══ DATA EXTRACT ══
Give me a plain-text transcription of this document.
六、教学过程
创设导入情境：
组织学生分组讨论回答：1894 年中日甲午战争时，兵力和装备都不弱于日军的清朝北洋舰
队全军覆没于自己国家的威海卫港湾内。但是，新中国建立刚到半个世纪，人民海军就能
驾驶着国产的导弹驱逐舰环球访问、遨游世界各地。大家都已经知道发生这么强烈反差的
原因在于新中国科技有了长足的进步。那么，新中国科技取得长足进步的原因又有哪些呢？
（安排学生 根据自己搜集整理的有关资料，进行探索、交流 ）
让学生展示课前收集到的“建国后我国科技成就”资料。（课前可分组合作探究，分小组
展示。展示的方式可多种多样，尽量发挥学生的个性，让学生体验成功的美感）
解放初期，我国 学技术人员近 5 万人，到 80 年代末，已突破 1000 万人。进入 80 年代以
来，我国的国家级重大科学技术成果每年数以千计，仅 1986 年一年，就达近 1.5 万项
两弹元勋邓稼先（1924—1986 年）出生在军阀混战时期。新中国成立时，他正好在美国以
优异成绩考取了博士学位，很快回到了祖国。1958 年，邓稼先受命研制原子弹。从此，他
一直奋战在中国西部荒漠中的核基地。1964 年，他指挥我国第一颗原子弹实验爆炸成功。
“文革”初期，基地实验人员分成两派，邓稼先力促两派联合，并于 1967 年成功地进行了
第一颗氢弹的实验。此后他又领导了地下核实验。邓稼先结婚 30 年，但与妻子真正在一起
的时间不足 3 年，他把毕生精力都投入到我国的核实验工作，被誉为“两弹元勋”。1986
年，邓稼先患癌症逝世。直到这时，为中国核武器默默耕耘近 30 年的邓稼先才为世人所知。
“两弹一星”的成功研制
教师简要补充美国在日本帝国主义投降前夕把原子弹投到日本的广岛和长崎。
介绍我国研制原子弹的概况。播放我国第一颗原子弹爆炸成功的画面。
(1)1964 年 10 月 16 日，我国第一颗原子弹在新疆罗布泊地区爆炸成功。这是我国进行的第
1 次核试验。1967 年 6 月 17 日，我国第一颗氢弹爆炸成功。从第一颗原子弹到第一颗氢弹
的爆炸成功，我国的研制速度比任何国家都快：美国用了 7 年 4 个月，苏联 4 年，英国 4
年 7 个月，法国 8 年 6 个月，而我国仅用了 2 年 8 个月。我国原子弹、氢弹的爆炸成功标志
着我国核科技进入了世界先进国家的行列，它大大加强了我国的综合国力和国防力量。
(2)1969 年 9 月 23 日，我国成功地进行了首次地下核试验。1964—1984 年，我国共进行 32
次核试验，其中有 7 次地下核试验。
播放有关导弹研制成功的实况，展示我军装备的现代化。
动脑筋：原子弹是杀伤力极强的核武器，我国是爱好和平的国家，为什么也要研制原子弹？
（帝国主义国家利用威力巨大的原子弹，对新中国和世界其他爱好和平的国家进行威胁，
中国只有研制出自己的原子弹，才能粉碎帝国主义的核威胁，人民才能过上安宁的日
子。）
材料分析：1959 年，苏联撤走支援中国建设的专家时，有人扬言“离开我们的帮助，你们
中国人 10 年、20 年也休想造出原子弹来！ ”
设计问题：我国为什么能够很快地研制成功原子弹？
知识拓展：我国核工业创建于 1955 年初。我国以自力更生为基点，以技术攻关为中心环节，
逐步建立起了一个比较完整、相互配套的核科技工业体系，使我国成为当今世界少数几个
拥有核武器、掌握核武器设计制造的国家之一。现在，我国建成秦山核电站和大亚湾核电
═══
DIRECTION: Look over the listing above. Pick out and copy every line that includes "次核试验".

ANSWER:
1 次核试验。1967 年 6 月 17 日，我国第一颗氢弹爆炸成功。从第一颗原子弹到第一颗氢弹
次核试验，其中有 7 次地下核试验。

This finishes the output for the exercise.